BEGIN Records to use

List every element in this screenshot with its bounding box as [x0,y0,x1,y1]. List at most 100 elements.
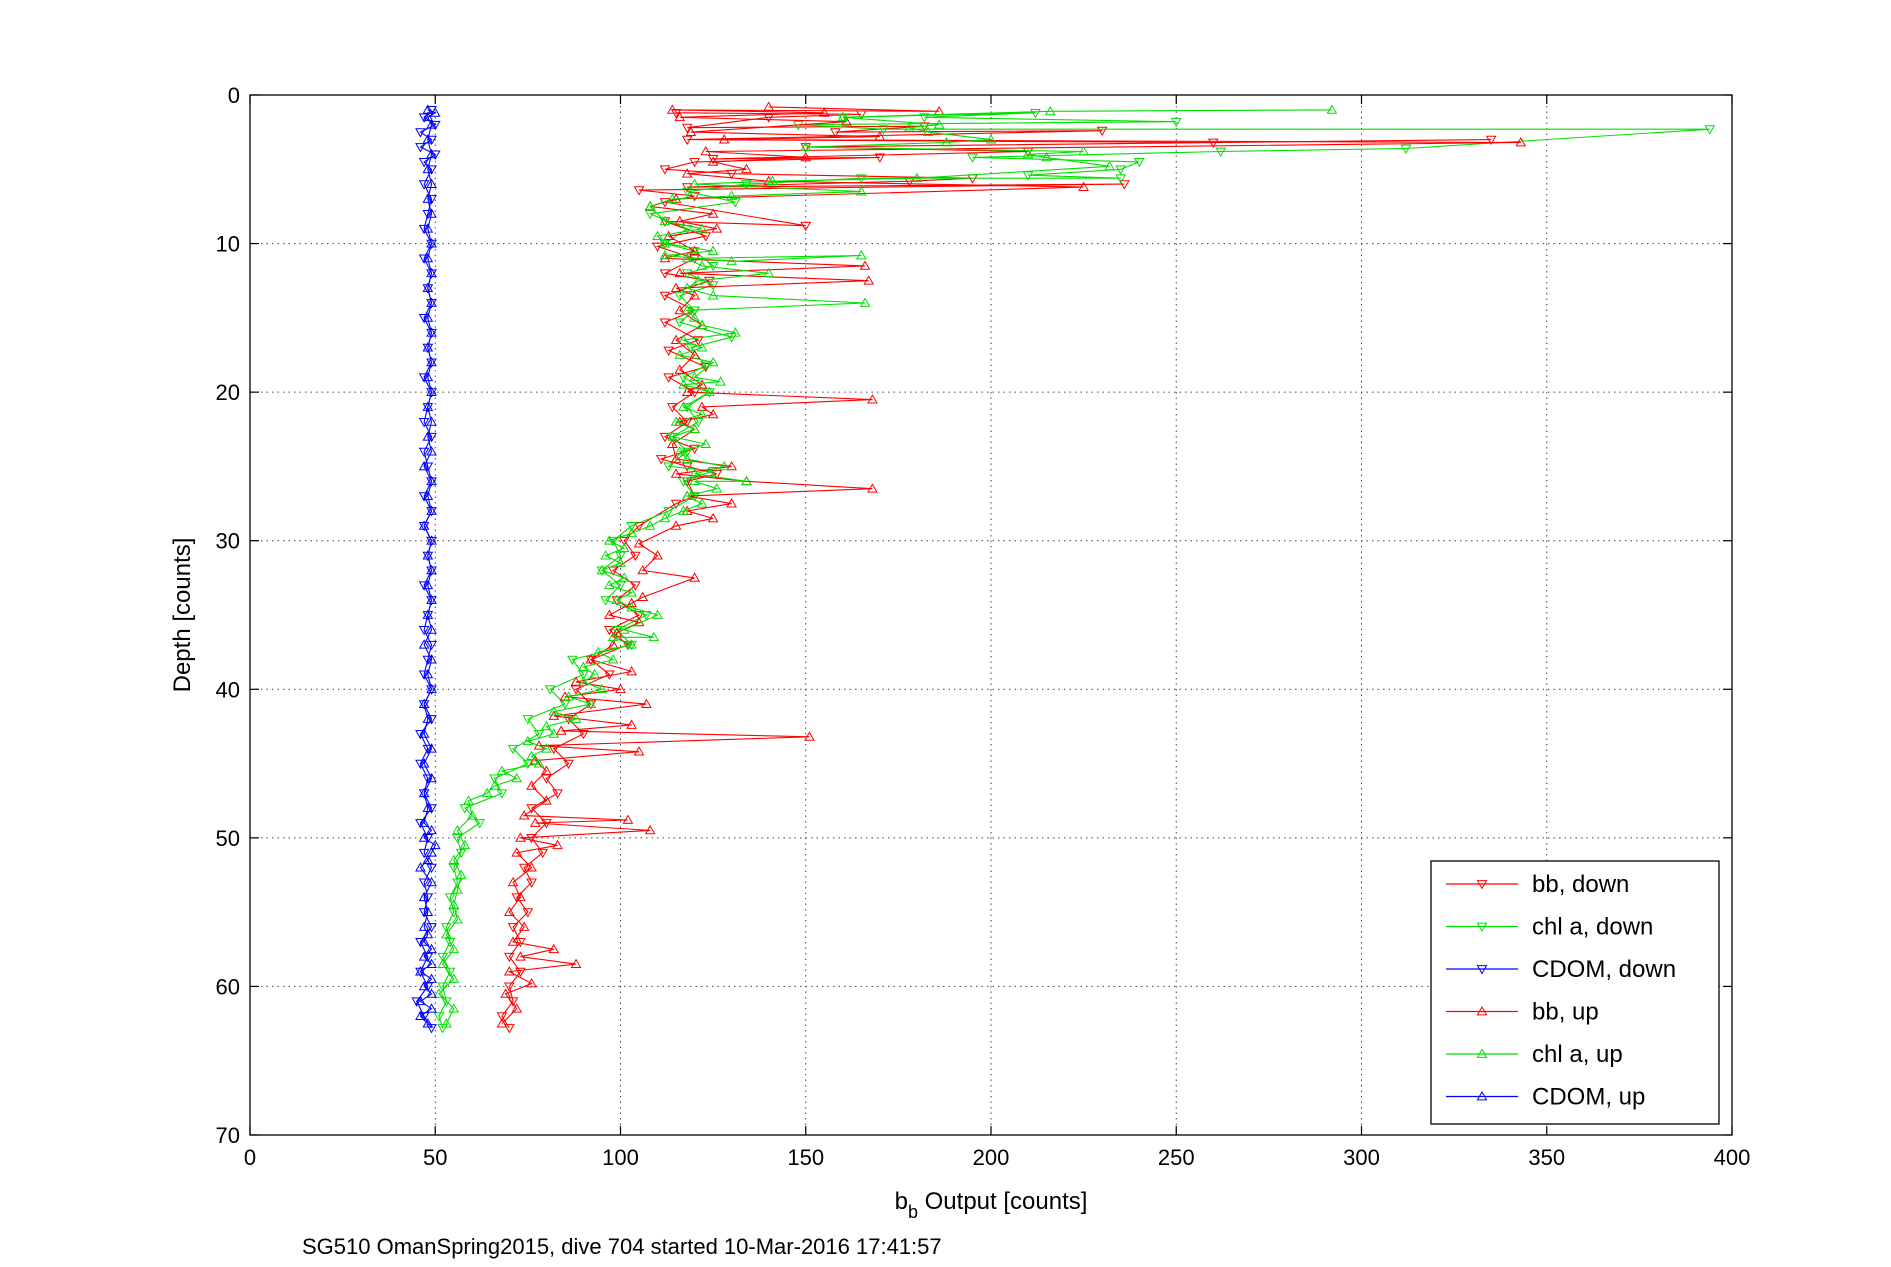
data-point [670,282,682,293]
data-point [526,750,537,761]
data-point [503,952,515,963]
data-point [689,572,700,582]
data-point [678,379,689,389]
data-point [652,609,663,619]
data-point [526,977,537,988]
data-point [518,810,530,820]
data-point [604,609,615,619]
data-point [604,579,615,590]
data-point [681,386,693,397]
data-point [411,997,423,1007]
data-point [659,249,671,260]
data-point [674,349,686,359]
data-point [507,936,519,946]
data-point [422,209,434,220]
data-point [507,923,519,933]
data-point [689,245,700,255]
data-point [604,535,615,545]
data-point [515,832,526,842]
data-point [615,581,626,591]
data-point [426,654,437,664]
data-point [455,869,467,879]
data-point [681,252,693,263]
data-point [415,128,426,138]
data-point [700,232,712,242]
data-point [663,373,675,383]
data-point [689,290,700,300]
data-point [426,505,437,515]
data-point [422,282,434,293]
data-point [696,342,708,352]
data-point [855,186,867,196]
legend-label: chl a, down [1532,914,1653,941]
data-point [904,122,915,132]
data-point [418,1012,430,1022]
x-axis-label: bb Output [counts] [895,1188,1088,1222]
data-point [422,893,434,903]
data-point [429,150,441,160]
data-point [422,551,434,562]
data-point [496,1012,508,1022]
data-point [418,460,430,471]
data-point [418,700,430,710]
data-point [526,780,537,790]
x-tick-label: 250 [1158,1145,1195,1170]
data-point [659,512,671,523]
data-point [678,334,689,345]
data-point [426,299,437,309]
y-axis-label: Depth [counts] [169,538,196,693]
data-point [1044,105,1056,116]
data-point [707,356,719,367]
data-point [503,906,515,917]
data-point [618,572,630,582]
data-point [681,168,693,178]
data-point [541,720,552,731]
data-point [418,758,430,768]
data-point [515,967,526,978]
data-point [707,208,719,218]
data-point [444,937,456,948]
data-point [678,477,689,487]
data-point [837,111,849,122]
data-point [570,676,582,686]
data-point [426,358,437,368]
data-point [426,507,437,517]
data-point [667,438,678,449]
data-point [507,997,519,1007]
data-point [596,683,608,694]
legend-swatch-marker [1476,922,1488,933]
data-point [659,215,671,226]
x-tick-label: 400 [1714,1145,1751,1170]
data-point [426,566,437,576]
legend-entry: bb, down [1446,871,1629,898]
data-point [1119,180,1130,190]
data-point [426,416,437,426]
data-point [1133,157,1145,168]
data-point [685,126,697,137]
data-point [426,988,437,998]
data-point [1115,165,1127,175]
data-point [503,1024,515,1034]
data-point [726,460,738,471]
data-point [422,854,434,865]
data-point [415,729,426,740]
data-point [800,141,812,151]
data-point [637,591,649,602]
data-point [418,980,430,991]
data-point [422,713,434,723]
data-point [533,729,545,740]
data-point [426,477,437,487]
data-point [689,306,700,316]
data-point [415,759,426,770]
data-point [670,499,682,510]
data-point [418,670,430,680]
data-point [541,765,552,775]
data-point [466,810,478,820]
data-point [511,893,523,903]
data-point [626,587,637,597]
data-point [437,958,449,969]
tick-layer: 0 50 100 150 200 250 300 350 400 0 10 20 30 40 50 60 70 [216,83,1751,1170]
data-point [474,819,486,829]
data-point [426,238,437,248]
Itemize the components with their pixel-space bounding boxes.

END Records to use

● **Required work**: Repeat the part of the rows that opens with the line containing "data-point [670,282,682,293]" and closes with the line containing "data-point [518,810,530,820]", keeping both of those lines.

● **Correct output**:
data-point [670,282,682,293]
data-point [526,750,537,761]
data-point [503,952,515,963]
data-point [689,572,700,582]
data-point [678,379,689,389]
data-point [652,609,663,619]
data-point [526,977,537,988]
data-point [518,810,530,820]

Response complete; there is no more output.